Listing:
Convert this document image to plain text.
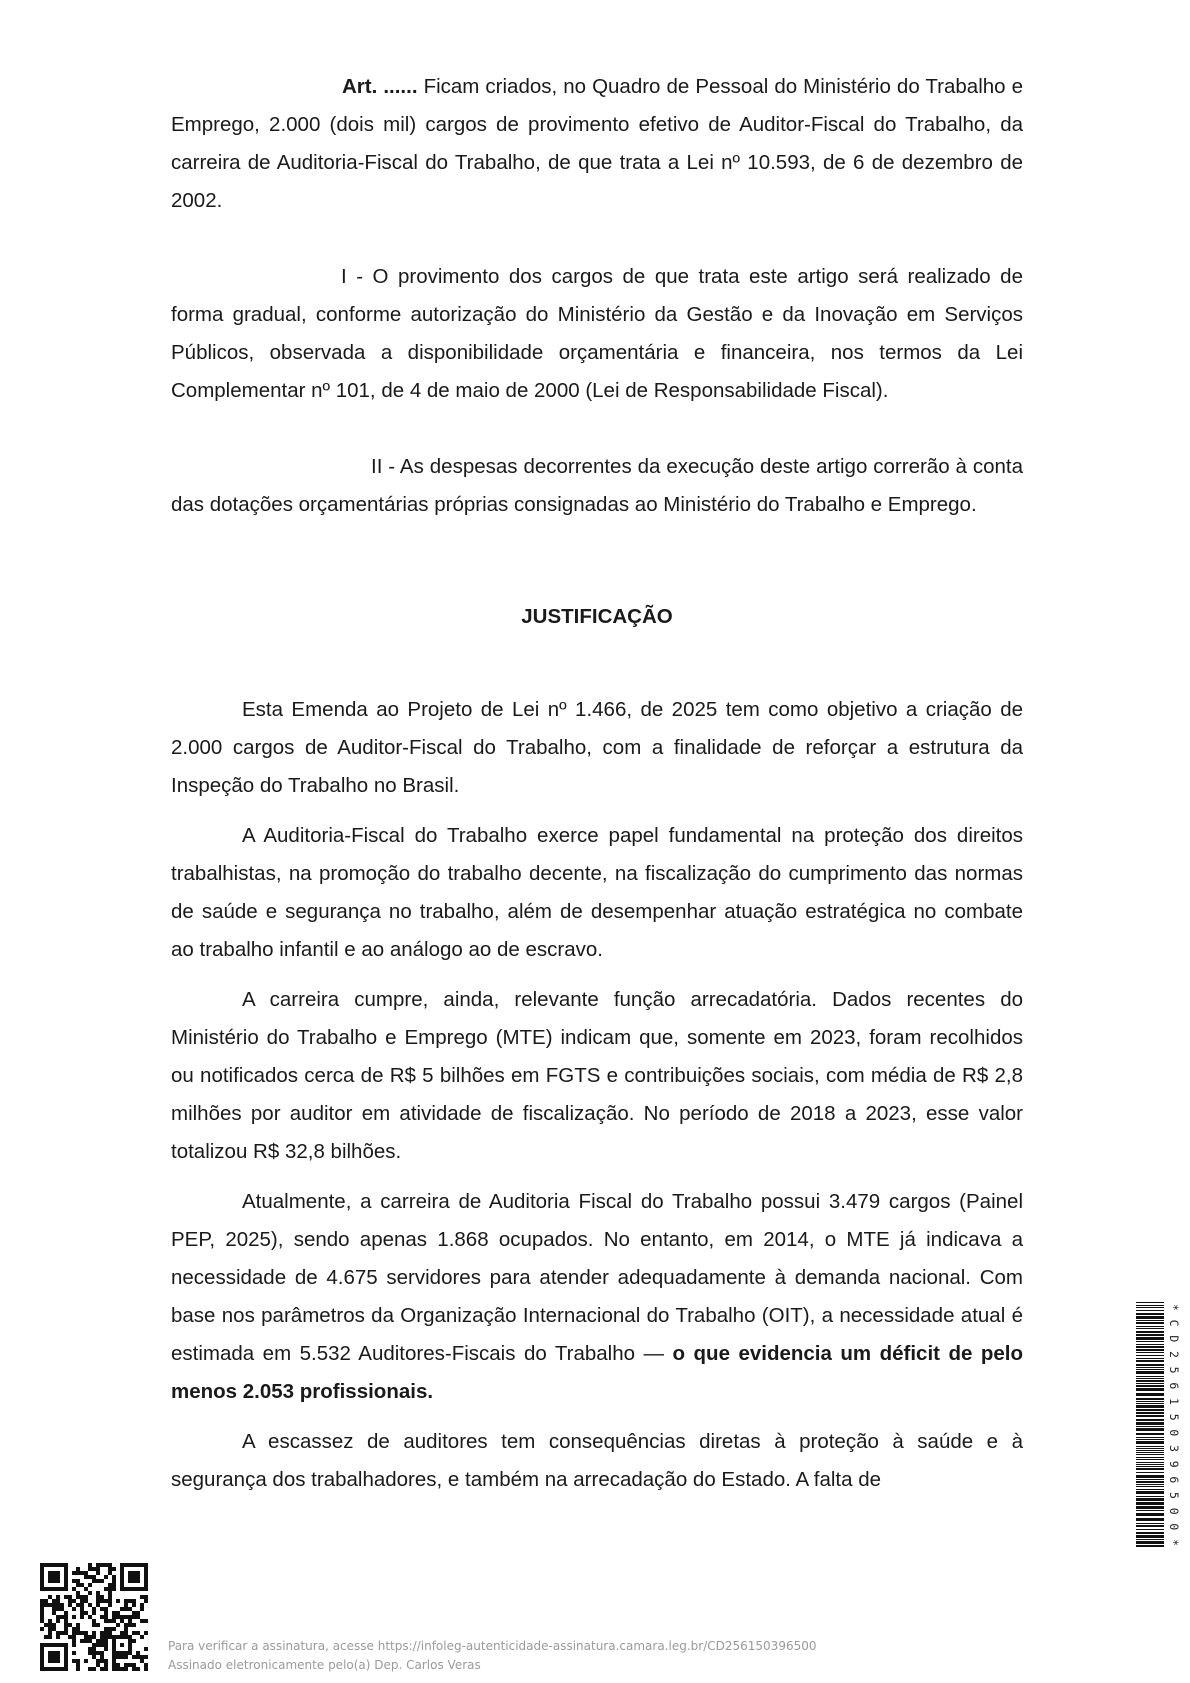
Art. ...... Ficam criados, no Quadro de Pessoal do Ministério do Trabalho e Emprego, 2.000 (dois mil) cargos de provimento efetivo de Auditor-Fiscal do Trabalho, da carreira de Auditoria-Fiscal do Trabalho, de que trata a Lei nº 10.593, de 6 de dezembro de 2002.

I - O provimento dos cargos de que trata este artigo será realizado de forma gradual, conforme autorização do Ministério da Gestão e da Inovação em Serviços Públicos, observada a disponibilidade orçamentária e financeira, nos termos da Lei Complementar nº 101, de 4 de maio de 2000 (Lei de Responsabilidade Fiscal).

II - As despesas decorrentes da execução deste artigo correrão à conta das dotações orçamentárias próprias consignadas ao Ministério do Trabalho e Emprego.

JUSTIFICAÇÃO

Esta Emenda ao Projeto de Lei nº 1.466, de 2025 tem como objetivo a criação de 2.000 cargos de Auditor-Fiscal do Trabalho, com a finalidade de reforçar a estrutura da Inspeção do Trabalho no Brasil.

A Auditoria-Fiscal do Trabalho exerce papel fundamental na proteção dos direitos trabalhistas, na promoção do trabalho decente, na fiscalização do cumprimento das normas de saúde e segurança no trabalho, além de desempenhar atuação estratégica no combate ao trabalho infantil e ao análogo ao de escravo.

A carreira cumpre, ainda, relevante função arrecadatória. Dados recentes do Ministério do Trabalho e Emprego (MTE) indicam que, somente em 2023, foram recolhidos ou notificados cerca de R$ 5 bilhões em FGTS e contribuições sociais, com média de R$ 2,8 milhões por auditor em atividade de fiscalização. No período de 2018 a 2023, esse valor totalizou R$ 32,8 bilhões.

Atualmente, a carreira de Auditoria Fiscal do Trabalho possui 3.479 cargos (Painel PEP, 2025), sendo apenas 1.868 ocupados. No entanto, em 2014, o MTE já indicava a necessidade de 4.675 servidores para atender adequadamente à demanda nacional. Com base nos parâmetros da Organização Internacional do Trabalho (OIT), a necessidade atual é estimada em 5.532 Auditores-Fiscais do Trabalho — o que evidencia um déficit de pelo menos 2.053 profissionais.

A escassez de auditores tem consequências diretas à proteção à saúde e à segurança dos trabalhadores, e também na arrecadação do Estado. A falta de

*CD256150396500*
Para verificar a assinatura, acesse https://infoleg-autenticidade-assinatura.camara.leg.br/CD256150396500
Assinado eletronicamente pelo(a) Dep. Carlos Veras
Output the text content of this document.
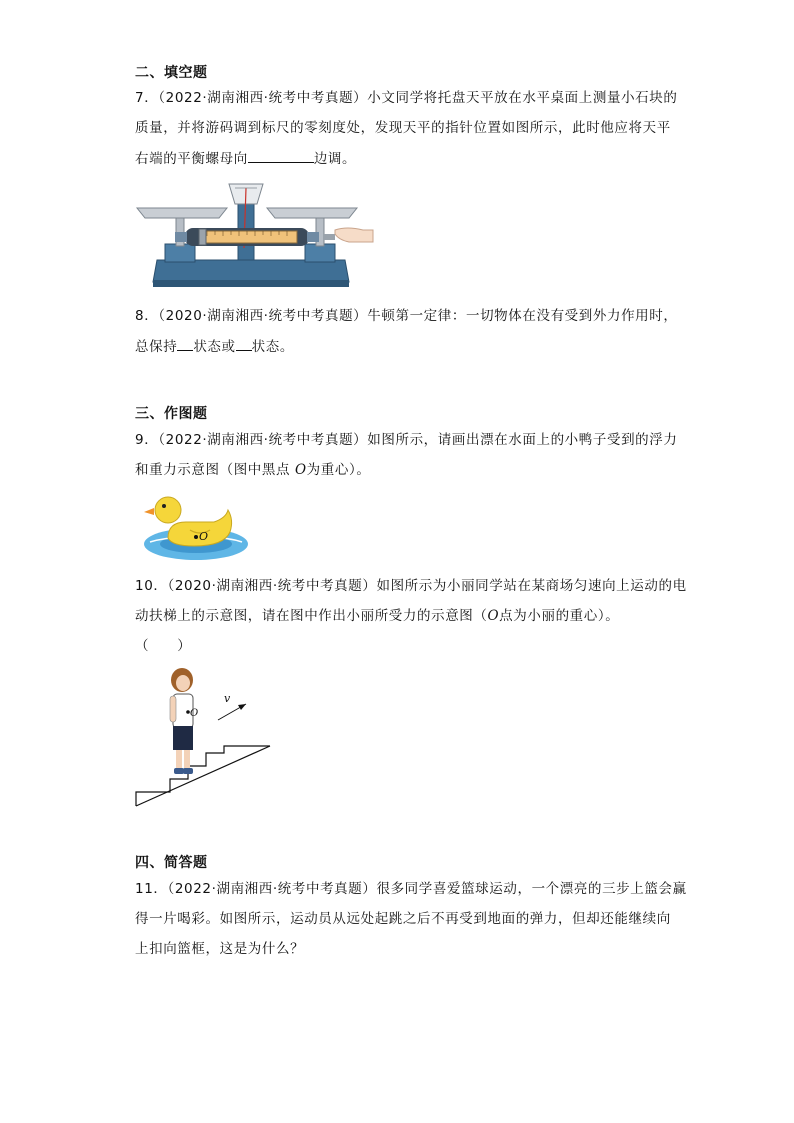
二、填空题
7．（2022·湖南湘西·统考中考真题）小文同学将托盘天平放在水平桌面上测量小石块的
质量，并将游码调到标尺的零刻度处，发现天平的指针位置如图所示，此时他应将天平
右端的平衡螺母向	边调。
8．（2020·湖南湘西·统考中考真题）牛顿第一定律：一切物体在没有受到外力作用时，
总保持 状态或 状态。
三、作图题
9．（2022·湖南湘西·统考中考真题）如图所示，请画出漂在水面上的小鸭子受到的浮力
和重力示意图（图中黑点 O为重心）。
O
10．（2020·湖南湘西·统考中考真题）如图所示为小丽同学站在某商场匀速向上运动的电
动扶梯上的示意图，请在图中作出小丽所受力的示意图（O点为小丽的重心）。
（　　）
v
O
四、简答题
11．（2022·湖南湘西·统考中考真题）很多同学喜爱篮球运动，一个漂亮的三步上篮会赢
得一片喝彩。如图所示，运动员从远处起跳之后不再受到地面的弹力，但却还能继续向
上扣向篮框，这是为什么？
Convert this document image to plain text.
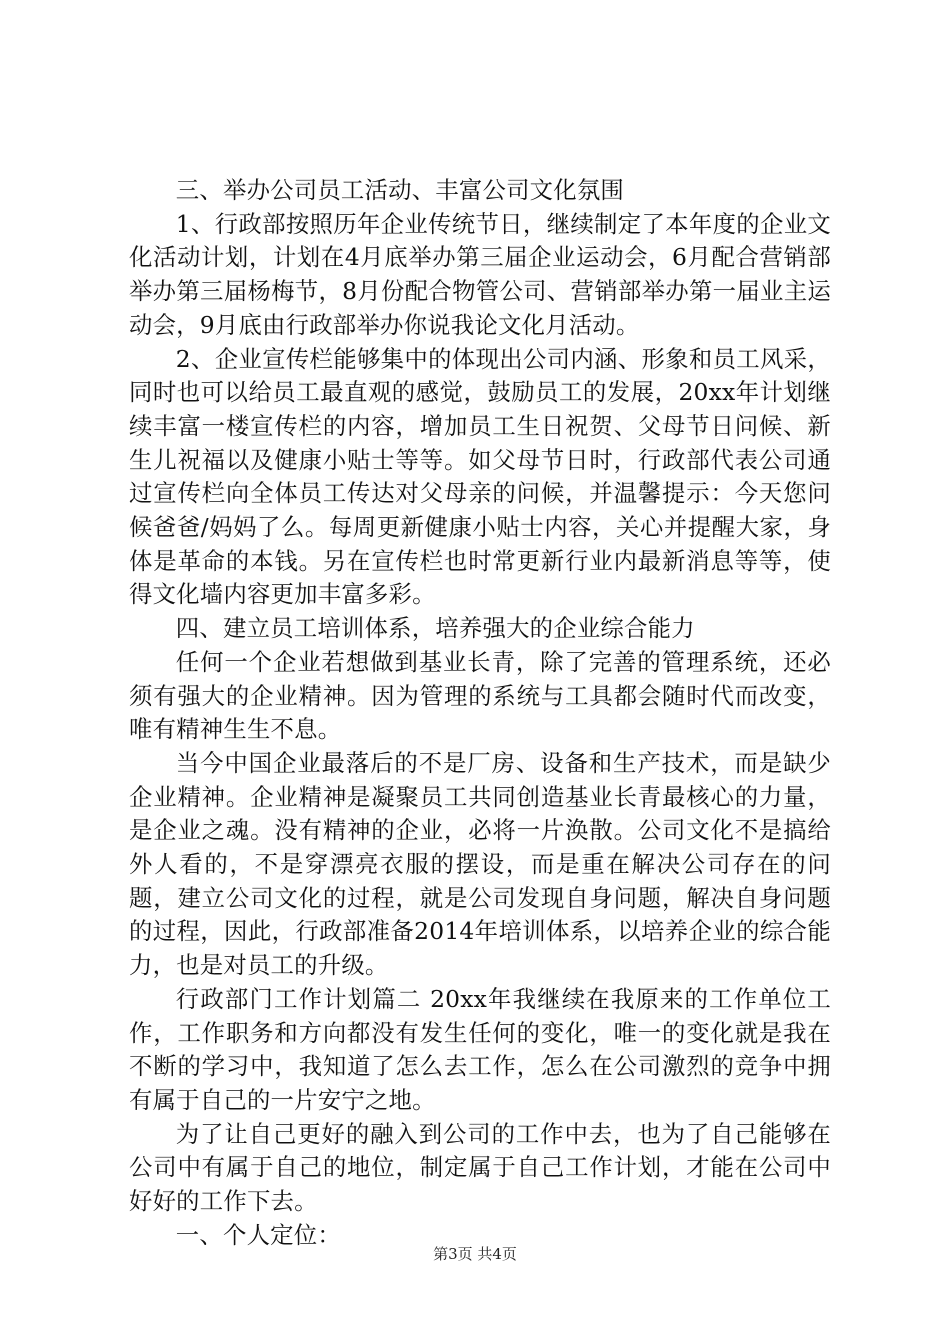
三、举办公司员工活动、丰富公司文化氛围

1、行政部按照历年企业传统节日，继续制定了本年度的企业文化活动计划，计划在4月底举办第三届企业运动会，6月配合营销部举办第三届杨梅节，8月份配合物管公司、营销部举办第一届业主运动会，9月底由行政部举办你说我论文化月活动。

2、企业宣传栏能够集中的体现出公司内涵、形象和员工风采，同时也可以给员工最直观的感觉，鼓励员工的发展，20xx年计划继续丰富一楼宣传栏的内容，增加员工生日祝贺、父母节日问候、新生儿祝福以及健康小贴士等等。如父母节日时，行政部代表公司通过宣传栏向全体员工传达对父母亲的问候，并温馨提示：今天您问候爸爸/妈妈了么。每周更新健康小贴士内容，关心并提醒大家，身体是革命的本钱。另在宣传栏也时常更新行业内最新消息等等，使得文化墙内容更加丰富多彩。

四、建立员工培训体系，培养强大的企业综合能力

任何一个企业若想做到基业长青，除了完善的管理系统，还必须有强大的企业精神。因为管理的系统与工具都会随时代而改变，唯有精神生生不息。

当今中国企业最落后的不是厂房、设备和生产技术，而是缺少企业精神。企业精神是凝聚员工共同创造基业长青最核心的力量，是企业之魂。没有精神的企业，必将一片涣散。公司文化不是搞给外人看的，不是穿漂亮衣服的摆设，而是重在解决公司存在的问题，建立公司文化的过程，就是公司发现自身问题，解决自身问题的过程，因此，行政部准备2014年培训体系，以培养企业的综合能力，也是对员工的升级。

行政部门工作计划篇二 20xx年我继续在我原来的工作单位工作，工作职务和方向都没有发生任何的变化，唯一的变化就是我在不断的学习中，我知道了怎么去工作，怎么在公司激烈的竞争中拥有属于自己的一片安宁之地。

为了让自己更好的融入到公司的工作中去，也为了自己能够在公司中有属于自己的地位，制定属于自己工作计划，才能在公司中好好的工作下去。

一、个人定位：

第3页 共4页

What is required: Find all lines holding the string "segurança" and copy them.

Answer for this exercise:
A Auditoria-Fiscal do Trabalho exerce papel fundamental na proteção dos direitos trabalhistas, na promoção do trabalho decente, na fiscalização do cumprimento das normas de saúde e segurança no trabalho, além de desempenhar atuação estratégica no combate ao trabalho infantil e ao análogo ao de escravo.
A escassez de auditores tem consequências diretas à proteção à saúde e à segurança dos trabalhadores, e também na arrecadação do Estado. A falta de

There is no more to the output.